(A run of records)
** START **
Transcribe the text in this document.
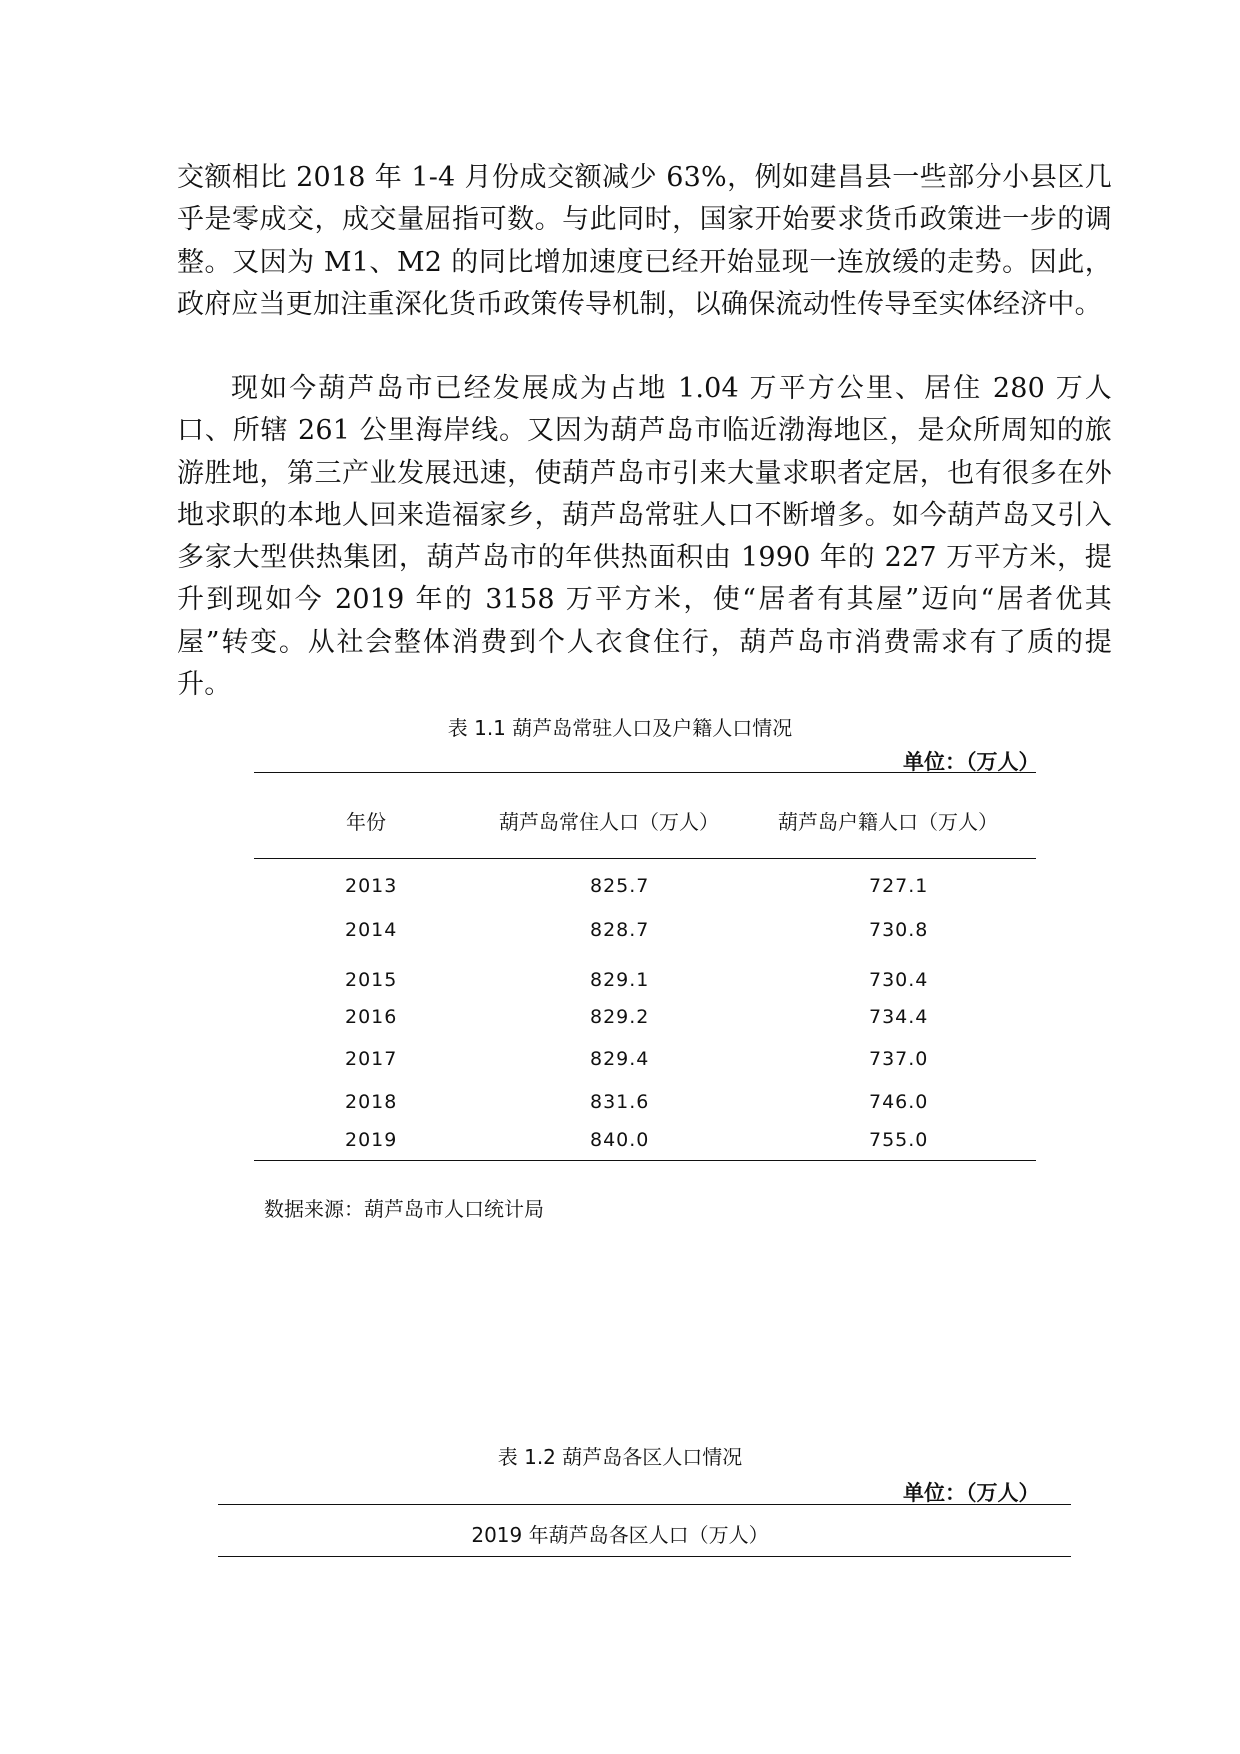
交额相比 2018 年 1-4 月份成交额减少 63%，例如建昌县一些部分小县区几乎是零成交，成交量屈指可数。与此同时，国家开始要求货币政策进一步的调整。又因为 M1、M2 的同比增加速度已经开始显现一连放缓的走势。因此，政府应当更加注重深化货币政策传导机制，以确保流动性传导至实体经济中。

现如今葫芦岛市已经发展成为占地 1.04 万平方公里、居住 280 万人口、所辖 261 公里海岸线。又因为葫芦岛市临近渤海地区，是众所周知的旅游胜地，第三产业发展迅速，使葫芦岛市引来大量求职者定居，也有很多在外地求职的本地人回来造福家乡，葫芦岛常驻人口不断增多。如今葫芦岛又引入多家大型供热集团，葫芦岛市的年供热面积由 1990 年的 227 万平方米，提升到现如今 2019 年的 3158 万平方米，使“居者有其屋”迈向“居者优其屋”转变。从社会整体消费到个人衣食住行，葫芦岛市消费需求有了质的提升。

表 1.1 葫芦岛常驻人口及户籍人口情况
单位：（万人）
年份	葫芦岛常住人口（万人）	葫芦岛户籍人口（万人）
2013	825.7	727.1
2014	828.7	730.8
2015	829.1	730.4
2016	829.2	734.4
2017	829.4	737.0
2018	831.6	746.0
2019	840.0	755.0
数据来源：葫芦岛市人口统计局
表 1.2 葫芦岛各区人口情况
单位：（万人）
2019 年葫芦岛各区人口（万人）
** END **
** START **
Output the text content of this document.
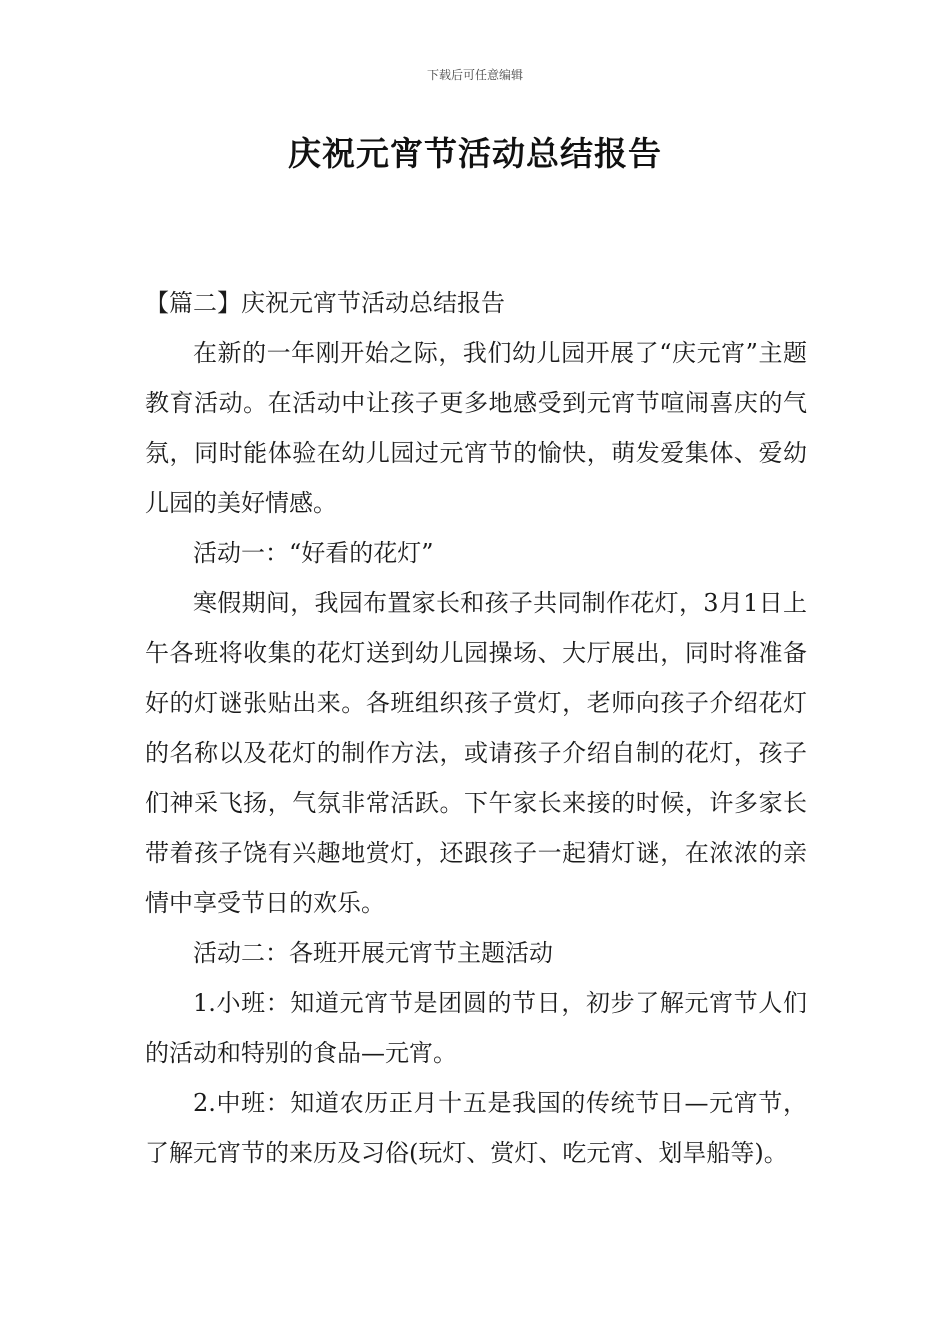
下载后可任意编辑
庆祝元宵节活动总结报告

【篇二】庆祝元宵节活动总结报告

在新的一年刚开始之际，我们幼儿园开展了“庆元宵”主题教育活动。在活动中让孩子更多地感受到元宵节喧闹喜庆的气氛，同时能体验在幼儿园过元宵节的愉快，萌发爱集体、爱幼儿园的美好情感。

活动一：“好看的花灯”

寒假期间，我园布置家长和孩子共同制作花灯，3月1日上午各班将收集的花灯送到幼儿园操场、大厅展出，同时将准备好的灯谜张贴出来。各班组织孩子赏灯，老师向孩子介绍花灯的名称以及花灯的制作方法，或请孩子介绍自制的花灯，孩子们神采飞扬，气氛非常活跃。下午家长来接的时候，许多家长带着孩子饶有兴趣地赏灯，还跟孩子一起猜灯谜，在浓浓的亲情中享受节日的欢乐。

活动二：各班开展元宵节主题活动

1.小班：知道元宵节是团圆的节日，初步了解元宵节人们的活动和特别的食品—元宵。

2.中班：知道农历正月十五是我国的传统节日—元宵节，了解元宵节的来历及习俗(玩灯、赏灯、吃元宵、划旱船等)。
** END **
• Task to complete
Which lines hold the word "document"? Copy each of them from the records.

• Response to this exercise
Transcribe the text in this document.
Output the text content of this document.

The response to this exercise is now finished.